Perl multiline regex

regex perl multiline regex-group

10,047

Solution 1

/m affects what ^ and $ match. You use neither, so /m has no effect.

You only read a single line at a time, so you only match against a single line at a time. /m cannot possibly cause the regex to match against data that is awaiting to be read from some file handle it doesn't know anything about.

You could load the entire file into memory by using -0777 and loop over all matches instead of just grabbing the first.

Solution 2

This is pretty straightforward with just grep and sed:

grep adGroupId listado.txt | sed -E  "s/[^0-9]+//g"

Match lines with adGroupId in them
Remove everything that isn't a digit

Solution 3

Depending of exact structure of your data you may make use of line numbers:

while (<>) {
  if ( /NumberLong\("?(?<nr>\d+)/ ) {
    $.%2 ? print "$+{nr}-" : print "$+{nr}\n";
  }
}

Or use flags:

my $flag = 0;

while (<>) {
  if ( /NumberLong\("?(?<nr>\d+)/ ) {
    !$flag 
      ? (print "$+{nr}-" and $flag++)
      : (print "$+{nr}\n" and $flag--);
  }
}

Or with slurping:

use 5.010;
my $file;

{
  local $/;
  $file = <>;
}

while ($file =~ /adGroupId" : NumberLong\("?(?<first>\d+).+?keywordId" : NumberLong\("?(?<second>\d+)/gs ) {
  say "$+{first}-$+{second}";
}

10,047

Author by

Nicolas Rodríguez Seara

Love building solutions to everyday problems using software. Passionate, curious, entrepreneur. www.reclutapro.com

Updated on June 14, 2022

Comments

Nicolas Rodríguez Seara almost 2 years

I have a file full of json objects to parse, similar to this one:

{
"_id" : ObjectId("523a58c1e4b09611f4c58a66"),
"_items" : [
    {
        "adGroupId" : NumberLong(1230610621),
        "keywordId" : NumberLong("5458816773")
    },
    {
        "adGroupId" : NumberLong(1230613681),
        "keywordId" : NumberLong("3204196588")
    },
    {
        "adGroupId" : NumberLong(1230613681),
        "keywordId" : NumberLong("4340421772")

* Material provided
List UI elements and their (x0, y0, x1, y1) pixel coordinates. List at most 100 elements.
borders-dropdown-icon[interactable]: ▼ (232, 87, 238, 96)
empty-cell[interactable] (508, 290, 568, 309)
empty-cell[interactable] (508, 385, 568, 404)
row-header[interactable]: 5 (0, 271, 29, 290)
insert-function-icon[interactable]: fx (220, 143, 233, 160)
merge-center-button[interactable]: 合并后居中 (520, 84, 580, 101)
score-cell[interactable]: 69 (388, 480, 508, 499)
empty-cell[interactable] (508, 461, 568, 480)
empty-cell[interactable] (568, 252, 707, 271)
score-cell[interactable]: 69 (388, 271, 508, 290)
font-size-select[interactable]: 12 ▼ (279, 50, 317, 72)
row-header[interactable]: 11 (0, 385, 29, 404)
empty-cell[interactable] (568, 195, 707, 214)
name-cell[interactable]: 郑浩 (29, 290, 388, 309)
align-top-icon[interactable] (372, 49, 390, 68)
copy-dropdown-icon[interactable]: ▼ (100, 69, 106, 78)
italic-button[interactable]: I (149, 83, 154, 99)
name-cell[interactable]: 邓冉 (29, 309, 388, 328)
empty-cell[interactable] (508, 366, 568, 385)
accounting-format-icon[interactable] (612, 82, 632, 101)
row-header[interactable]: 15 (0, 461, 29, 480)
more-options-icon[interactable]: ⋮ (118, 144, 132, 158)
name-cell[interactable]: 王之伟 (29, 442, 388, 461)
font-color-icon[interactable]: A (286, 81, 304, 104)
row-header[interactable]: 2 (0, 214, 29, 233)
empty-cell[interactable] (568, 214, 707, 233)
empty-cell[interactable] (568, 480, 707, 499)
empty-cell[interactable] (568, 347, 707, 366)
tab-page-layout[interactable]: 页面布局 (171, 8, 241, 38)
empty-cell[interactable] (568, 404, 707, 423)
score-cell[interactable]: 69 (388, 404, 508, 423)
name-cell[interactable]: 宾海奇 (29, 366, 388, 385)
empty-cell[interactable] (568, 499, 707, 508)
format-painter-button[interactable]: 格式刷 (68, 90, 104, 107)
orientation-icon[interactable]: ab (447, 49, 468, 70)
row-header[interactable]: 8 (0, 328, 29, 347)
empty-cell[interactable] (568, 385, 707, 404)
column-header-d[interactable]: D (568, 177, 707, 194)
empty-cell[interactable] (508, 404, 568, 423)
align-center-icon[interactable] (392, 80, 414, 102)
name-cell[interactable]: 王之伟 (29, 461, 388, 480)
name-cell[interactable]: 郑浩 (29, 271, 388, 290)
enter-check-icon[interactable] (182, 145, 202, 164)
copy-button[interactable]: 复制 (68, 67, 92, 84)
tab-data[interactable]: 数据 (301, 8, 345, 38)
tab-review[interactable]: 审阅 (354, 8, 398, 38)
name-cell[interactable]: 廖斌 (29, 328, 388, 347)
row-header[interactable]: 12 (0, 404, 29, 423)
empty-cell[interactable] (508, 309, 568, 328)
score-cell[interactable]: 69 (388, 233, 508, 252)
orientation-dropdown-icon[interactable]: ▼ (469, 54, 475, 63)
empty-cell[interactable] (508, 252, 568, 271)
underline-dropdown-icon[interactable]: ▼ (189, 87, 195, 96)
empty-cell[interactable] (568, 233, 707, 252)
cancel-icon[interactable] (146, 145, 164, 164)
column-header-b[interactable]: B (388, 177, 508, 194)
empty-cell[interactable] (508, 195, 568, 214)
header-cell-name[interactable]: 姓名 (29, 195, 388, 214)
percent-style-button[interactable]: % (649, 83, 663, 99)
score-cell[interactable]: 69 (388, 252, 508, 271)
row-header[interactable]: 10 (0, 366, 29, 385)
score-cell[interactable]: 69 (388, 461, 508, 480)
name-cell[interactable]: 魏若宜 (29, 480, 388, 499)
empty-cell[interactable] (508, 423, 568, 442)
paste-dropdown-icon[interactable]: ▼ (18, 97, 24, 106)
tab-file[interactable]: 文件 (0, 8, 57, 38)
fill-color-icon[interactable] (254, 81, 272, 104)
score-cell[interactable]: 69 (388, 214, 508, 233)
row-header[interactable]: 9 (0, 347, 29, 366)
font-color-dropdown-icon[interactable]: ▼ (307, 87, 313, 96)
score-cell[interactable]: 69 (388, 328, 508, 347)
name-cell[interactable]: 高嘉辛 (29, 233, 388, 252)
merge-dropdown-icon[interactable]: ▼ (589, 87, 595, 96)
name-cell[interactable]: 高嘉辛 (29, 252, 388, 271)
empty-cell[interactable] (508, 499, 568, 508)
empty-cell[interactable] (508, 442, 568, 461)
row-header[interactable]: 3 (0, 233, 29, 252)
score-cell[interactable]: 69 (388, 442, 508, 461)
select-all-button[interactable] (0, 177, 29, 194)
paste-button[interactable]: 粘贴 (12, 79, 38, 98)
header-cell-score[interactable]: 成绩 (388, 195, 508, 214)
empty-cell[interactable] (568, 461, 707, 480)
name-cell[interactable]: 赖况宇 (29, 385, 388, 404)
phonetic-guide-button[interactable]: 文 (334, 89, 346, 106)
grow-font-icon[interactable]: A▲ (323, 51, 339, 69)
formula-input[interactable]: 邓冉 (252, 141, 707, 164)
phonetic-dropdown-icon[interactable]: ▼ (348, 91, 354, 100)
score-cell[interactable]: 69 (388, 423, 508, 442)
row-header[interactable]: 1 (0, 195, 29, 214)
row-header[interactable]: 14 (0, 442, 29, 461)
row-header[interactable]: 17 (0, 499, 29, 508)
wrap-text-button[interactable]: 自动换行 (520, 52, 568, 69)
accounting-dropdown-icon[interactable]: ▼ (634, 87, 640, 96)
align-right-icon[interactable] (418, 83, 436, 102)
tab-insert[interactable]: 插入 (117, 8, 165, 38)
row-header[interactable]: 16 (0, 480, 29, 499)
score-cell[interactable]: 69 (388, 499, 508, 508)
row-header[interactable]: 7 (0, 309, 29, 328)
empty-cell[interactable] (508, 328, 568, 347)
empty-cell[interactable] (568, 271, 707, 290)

* Problem 1
According to the Perl multiline regex thread, why does adding the /m flag have no effect on the asker's regex? Answer in one to three sentences.
* Problem 2
Continue the Perl multiline regex thread from the point where its text stops.

* Result 1
The /m flag only changes what ^ and $ match, and the regex uses neither of them. The script also reads and matches a single line at a time, so /m cannot make the regex reach data that has not yet been read from the file handle.

* Result 2
    },
    {
        "adGroupId" : NumberLong(1230615571),
        "keywordId" : NumberLong("10525630645")
    },
    {
        "adGroupId" : NumberLong(1230617641),
        "keywordId" : NumberLong("4178290208")
    }
]}

I want to take the numbers from inside de NumberLong(). At first I needed just the keywordId, and managed to accomplish it with:

cat listado.txt |& perl -ne 'print "$1," if /\"keywordId\" : NumberLong\(\"?(\d*)\"?\)/' keywordIds.txt

This generated a comma separated file with the numbers. I now need also de adGroupIds, so I'm trying the following matching regex with no luck:

cat ./work/listado.txt |& perl -ne 'print "$1-$2," if /\"adGroupId\" : NumberLong\(\"?(\d*)\"?\),\s*\"keywordId\" : NumberLong\(\"?(\d*)\"?\)/m'

The regex matches, but I believe perl is not doing multiline, even though I'm using /m.

Any ideas?

Hunter McMillen over 10 years

He claims to want the numbers. How is this any different? (Other than the lack of commas)
Nicolas Rodríguez Seara over 10 years

You are only capturing the adgroupid numbers, I need both, adgroupid and keywordid, in a file like this: group1-keyword1, group2-keywd2, ...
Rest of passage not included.